Dataset entries on figures:
= = = = = = =

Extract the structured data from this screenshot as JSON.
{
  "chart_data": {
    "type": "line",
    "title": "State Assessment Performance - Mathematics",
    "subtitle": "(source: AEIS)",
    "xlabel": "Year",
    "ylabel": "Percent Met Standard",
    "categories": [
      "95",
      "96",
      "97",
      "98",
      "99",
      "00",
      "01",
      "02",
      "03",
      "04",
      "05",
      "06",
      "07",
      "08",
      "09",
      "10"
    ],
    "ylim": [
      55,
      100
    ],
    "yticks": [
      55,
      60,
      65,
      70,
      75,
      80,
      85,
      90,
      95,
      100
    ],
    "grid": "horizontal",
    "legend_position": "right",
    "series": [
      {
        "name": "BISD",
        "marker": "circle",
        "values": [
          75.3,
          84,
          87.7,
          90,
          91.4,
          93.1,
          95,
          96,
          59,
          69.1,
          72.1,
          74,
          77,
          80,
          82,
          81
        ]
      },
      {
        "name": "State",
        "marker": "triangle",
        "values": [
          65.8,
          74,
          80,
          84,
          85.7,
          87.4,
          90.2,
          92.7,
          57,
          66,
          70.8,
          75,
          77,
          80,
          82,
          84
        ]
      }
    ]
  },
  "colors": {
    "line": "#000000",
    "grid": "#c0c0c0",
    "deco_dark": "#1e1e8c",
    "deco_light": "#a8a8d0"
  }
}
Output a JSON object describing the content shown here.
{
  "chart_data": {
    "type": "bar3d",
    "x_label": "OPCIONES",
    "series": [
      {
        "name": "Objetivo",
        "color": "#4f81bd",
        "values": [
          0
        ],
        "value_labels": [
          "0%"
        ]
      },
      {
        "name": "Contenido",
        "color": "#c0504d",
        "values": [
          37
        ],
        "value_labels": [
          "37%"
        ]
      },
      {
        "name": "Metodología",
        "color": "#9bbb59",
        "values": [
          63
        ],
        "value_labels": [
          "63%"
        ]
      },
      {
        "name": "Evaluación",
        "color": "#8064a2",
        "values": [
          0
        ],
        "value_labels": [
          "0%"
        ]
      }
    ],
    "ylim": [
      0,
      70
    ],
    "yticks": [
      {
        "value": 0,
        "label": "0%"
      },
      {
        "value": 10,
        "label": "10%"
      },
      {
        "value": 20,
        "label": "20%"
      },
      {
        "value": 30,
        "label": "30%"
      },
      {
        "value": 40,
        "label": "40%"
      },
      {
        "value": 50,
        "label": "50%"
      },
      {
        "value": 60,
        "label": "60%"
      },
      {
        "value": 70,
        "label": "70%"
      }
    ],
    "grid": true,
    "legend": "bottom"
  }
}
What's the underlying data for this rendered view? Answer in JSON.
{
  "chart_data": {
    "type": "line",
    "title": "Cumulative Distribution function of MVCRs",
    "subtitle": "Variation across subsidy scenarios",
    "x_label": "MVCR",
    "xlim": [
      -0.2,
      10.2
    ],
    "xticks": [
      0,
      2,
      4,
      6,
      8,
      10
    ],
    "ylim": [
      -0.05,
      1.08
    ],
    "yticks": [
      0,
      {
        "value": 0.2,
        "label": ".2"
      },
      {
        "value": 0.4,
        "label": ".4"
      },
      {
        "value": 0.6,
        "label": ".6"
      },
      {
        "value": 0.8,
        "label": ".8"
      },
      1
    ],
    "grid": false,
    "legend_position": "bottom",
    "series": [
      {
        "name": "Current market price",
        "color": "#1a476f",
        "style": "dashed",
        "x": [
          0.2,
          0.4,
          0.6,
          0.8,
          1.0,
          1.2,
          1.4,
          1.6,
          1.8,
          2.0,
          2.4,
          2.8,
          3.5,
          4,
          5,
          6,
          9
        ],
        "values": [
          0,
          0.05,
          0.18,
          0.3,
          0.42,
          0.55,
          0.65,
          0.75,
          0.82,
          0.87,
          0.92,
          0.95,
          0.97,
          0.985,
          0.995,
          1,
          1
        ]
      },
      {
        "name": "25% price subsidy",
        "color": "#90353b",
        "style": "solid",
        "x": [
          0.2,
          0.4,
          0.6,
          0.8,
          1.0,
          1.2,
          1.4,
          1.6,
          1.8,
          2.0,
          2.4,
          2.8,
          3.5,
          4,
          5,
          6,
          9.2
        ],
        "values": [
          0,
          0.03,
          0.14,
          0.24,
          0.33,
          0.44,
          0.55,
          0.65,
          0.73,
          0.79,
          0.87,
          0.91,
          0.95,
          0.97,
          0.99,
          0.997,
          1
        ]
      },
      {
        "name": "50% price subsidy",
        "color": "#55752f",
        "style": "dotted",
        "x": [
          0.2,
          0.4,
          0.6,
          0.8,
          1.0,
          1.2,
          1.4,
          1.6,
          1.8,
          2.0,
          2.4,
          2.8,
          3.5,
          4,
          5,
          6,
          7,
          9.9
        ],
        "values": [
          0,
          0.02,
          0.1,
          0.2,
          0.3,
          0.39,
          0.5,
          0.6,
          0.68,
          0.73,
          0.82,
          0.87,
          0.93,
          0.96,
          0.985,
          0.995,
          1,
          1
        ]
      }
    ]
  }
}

= = = = = = =

## [To be done]
Locate all lines holding the word "price", then copy them out.

## [Output for this exercise]
        "name": "Current market price",
        "name": "25% price subsidy",
        "name": "50% price subsidy",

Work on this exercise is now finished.